-- START Stored records --

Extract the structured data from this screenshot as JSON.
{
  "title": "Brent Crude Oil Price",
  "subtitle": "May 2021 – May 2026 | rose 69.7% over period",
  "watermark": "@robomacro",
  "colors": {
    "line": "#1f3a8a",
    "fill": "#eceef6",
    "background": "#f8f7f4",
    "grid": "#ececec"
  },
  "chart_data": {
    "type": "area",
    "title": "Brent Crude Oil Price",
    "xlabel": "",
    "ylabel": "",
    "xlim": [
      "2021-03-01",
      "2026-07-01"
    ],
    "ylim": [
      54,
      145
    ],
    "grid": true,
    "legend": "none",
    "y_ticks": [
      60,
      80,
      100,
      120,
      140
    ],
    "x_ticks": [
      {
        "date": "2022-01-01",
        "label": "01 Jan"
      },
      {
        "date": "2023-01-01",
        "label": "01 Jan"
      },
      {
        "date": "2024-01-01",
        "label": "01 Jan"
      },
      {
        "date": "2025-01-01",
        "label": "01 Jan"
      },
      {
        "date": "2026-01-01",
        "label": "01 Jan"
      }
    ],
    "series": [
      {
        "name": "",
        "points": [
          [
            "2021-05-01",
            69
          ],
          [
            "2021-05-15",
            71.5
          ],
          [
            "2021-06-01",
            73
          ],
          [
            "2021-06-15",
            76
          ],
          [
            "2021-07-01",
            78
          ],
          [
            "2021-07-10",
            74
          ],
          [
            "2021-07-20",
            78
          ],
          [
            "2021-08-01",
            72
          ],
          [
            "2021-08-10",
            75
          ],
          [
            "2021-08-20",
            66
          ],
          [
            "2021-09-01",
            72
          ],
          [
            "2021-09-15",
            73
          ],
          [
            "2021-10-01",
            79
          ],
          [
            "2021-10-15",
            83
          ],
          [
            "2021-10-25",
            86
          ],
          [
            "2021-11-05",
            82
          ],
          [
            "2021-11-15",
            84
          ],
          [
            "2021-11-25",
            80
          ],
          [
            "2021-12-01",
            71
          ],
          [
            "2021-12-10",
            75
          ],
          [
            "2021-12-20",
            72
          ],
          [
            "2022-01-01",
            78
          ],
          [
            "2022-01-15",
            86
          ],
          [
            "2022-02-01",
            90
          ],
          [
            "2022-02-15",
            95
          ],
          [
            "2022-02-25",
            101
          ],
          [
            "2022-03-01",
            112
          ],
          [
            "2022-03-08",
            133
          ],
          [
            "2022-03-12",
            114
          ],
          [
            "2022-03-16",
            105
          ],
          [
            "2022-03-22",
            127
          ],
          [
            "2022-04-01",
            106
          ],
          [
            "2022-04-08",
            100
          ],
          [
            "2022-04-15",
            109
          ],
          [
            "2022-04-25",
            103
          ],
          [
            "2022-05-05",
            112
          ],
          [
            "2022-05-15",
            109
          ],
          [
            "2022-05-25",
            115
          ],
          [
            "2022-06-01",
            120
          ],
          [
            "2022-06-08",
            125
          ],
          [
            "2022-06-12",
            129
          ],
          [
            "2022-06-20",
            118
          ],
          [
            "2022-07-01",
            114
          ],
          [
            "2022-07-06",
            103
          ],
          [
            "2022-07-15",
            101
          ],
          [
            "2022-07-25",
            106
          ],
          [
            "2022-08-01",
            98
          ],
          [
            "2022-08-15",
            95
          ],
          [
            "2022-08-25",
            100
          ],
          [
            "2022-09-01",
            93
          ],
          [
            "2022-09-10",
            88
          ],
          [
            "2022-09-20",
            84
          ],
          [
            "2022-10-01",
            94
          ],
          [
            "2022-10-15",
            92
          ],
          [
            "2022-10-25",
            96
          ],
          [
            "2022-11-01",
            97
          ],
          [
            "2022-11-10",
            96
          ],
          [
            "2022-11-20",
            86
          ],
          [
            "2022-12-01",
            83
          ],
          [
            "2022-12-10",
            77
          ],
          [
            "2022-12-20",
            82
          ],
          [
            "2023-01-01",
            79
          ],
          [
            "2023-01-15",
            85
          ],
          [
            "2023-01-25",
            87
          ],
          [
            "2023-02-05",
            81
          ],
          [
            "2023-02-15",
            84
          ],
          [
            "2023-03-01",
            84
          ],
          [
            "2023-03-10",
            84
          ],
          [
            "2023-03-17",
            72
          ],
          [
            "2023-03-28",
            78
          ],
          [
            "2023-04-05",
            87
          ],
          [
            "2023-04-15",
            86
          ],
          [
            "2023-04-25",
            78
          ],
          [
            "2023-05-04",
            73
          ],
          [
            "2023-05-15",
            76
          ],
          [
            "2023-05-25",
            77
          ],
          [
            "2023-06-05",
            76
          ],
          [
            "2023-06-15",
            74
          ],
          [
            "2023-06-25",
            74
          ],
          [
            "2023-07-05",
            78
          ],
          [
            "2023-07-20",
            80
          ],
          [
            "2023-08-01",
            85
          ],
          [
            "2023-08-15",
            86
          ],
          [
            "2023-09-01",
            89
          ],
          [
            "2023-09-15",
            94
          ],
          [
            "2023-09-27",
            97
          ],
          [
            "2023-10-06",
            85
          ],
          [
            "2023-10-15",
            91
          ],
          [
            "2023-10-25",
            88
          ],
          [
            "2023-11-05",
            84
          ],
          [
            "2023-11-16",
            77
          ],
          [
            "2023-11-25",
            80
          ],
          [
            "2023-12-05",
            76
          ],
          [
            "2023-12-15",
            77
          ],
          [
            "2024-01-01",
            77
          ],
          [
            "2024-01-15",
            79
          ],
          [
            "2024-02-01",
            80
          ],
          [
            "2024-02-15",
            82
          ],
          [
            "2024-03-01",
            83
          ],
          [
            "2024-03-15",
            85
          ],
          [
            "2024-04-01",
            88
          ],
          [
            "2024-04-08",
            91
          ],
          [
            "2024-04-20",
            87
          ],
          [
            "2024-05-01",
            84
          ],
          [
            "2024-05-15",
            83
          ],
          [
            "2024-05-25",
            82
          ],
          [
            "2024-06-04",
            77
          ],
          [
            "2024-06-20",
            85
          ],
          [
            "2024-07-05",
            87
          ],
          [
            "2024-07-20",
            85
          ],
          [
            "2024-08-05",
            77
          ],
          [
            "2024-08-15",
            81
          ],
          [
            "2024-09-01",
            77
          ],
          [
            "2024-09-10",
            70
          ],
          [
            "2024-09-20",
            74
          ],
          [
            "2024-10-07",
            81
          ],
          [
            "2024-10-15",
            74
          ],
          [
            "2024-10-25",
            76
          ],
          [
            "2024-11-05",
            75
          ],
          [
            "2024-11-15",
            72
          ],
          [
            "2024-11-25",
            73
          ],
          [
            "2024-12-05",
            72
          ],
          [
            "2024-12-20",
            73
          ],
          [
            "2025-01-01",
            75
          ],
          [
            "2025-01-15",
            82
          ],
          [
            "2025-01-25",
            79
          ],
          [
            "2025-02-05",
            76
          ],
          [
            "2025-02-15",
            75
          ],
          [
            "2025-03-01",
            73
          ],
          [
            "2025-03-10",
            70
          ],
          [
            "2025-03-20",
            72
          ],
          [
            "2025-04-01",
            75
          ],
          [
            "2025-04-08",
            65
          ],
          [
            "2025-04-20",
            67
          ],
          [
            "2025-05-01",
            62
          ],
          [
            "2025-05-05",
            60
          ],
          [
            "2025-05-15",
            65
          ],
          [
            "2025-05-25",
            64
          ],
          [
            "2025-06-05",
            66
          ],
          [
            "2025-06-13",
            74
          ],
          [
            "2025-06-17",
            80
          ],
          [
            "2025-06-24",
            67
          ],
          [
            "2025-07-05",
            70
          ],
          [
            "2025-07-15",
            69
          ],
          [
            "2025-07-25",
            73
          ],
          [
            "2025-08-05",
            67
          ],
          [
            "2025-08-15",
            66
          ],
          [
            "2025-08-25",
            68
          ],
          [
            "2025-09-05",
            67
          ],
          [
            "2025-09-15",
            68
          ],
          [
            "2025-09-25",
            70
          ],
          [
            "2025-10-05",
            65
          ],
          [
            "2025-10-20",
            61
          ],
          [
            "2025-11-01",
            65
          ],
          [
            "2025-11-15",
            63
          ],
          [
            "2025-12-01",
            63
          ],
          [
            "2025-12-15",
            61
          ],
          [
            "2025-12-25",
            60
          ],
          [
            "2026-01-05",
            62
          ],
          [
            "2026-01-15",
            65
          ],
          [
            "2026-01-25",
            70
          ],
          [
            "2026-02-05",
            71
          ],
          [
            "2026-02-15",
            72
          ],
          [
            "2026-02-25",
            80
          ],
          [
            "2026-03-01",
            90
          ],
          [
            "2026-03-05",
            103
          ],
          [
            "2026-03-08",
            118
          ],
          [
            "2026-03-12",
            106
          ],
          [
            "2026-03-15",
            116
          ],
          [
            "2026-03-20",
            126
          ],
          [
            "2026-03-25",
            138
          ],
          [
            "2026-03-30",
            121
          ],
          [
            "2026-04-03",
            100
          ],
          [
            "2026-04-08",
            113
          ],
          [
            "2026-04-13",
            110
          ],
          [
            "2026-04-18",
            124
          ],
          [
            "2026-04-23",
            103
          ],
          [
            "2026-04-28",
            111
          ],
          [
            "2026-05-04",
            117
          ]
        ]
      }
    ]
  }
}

-- END Stored records --

▶ [Work to do] Scan the material above. Extract every line in which the word "date" occurs.

▶ [Result]
        "date": "2022-01-01",
        "date": "2023-01-01",
        "date": "2024-01-01",
        "date": "2025-01-01",
        "date": "2026-01-01",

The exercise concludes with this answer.